***** Records provided

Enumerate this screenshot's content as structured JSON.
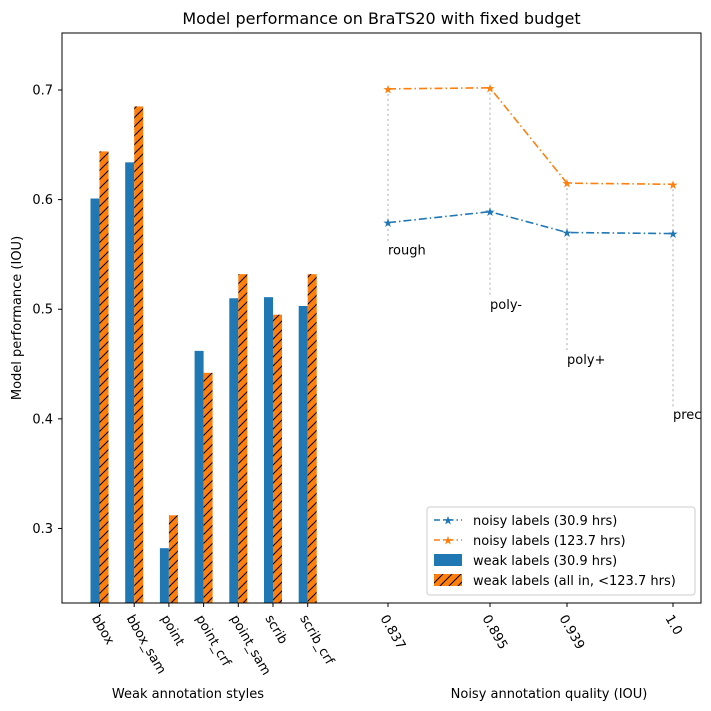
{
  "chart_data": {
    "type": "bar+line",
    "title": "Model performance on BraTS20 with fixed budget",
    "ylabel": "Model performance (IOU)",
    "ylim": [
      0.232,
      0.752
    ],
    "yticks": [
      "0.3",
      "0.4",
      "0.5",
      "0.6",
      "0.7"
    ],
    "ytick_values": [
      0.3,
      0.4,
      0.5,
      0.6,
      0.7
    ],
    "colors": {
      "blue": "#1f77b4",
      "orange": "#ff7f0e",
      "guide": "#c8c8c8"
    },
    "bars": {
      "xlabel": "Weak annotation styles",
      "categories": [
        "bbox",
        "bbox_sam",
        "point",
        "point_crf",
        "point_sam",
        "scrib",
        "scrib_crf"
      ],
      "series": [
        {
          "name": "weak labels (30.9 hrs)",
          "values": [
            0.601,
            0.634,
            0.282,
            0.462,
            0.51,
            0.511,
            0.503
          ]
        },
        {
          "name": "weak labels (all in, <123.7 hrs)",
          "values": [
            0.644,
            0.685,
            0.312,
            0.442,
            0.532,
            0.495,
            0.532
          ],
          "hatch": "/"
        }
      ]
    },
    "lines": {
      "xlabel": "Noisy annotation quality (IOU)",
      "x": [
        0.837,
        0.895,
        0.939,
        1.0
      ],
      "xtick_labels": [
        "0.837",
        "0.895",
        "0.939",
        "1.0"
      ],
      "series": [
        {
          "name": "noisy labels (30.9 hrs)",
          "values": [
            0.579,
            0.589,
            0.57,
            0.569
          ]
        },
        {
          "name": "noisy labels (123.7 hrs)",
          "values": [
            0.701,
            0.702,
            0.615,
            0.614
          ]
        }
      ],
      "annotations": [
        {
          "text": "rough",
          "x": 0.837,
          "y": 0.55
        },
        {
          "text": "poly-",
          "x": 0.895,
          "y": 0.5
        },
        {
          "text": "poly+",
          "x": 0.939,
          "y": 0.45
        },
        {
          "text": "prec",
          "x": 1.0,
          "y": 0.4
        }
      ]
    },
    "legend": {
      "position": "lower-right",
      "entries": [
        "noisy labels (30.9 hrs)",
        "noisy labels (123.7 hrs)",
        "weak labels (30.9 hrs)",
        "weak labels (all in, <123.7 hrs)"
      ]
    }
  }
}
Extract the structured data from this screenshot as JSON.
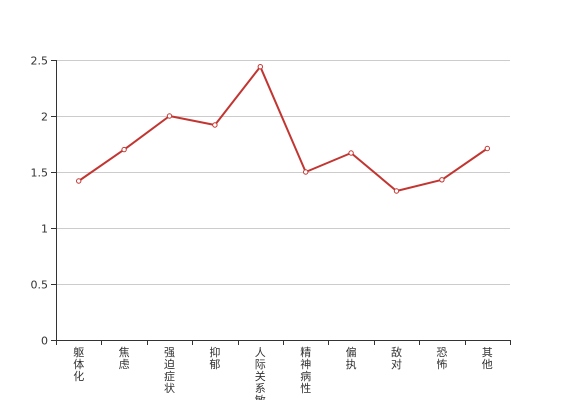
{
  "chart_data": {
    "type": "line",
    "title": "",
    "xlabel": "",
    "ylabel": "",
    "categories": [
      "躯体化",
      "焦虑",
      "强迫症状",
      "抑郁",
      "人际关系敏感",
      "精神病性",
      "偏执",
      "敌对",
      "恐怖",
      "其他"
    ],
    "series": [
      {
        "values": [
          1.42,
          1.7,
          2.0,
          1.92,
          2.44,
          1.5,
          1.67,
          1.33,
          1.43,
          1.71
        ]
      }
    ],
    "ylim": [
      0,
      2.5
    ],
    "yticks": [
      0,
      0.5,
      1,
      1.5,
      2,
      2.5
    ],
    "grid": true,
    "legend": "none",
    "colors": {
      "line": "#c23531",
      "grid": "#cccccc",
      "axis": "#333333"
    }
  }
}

**********

**Short task**: Which lines contain the word "xlabel"? Copy each one.

**Final result**:
      "xlabel": "Weak annotation styles",
      "xlabel": "Noisy annotation quality (IOU)",
    "xlabel": "",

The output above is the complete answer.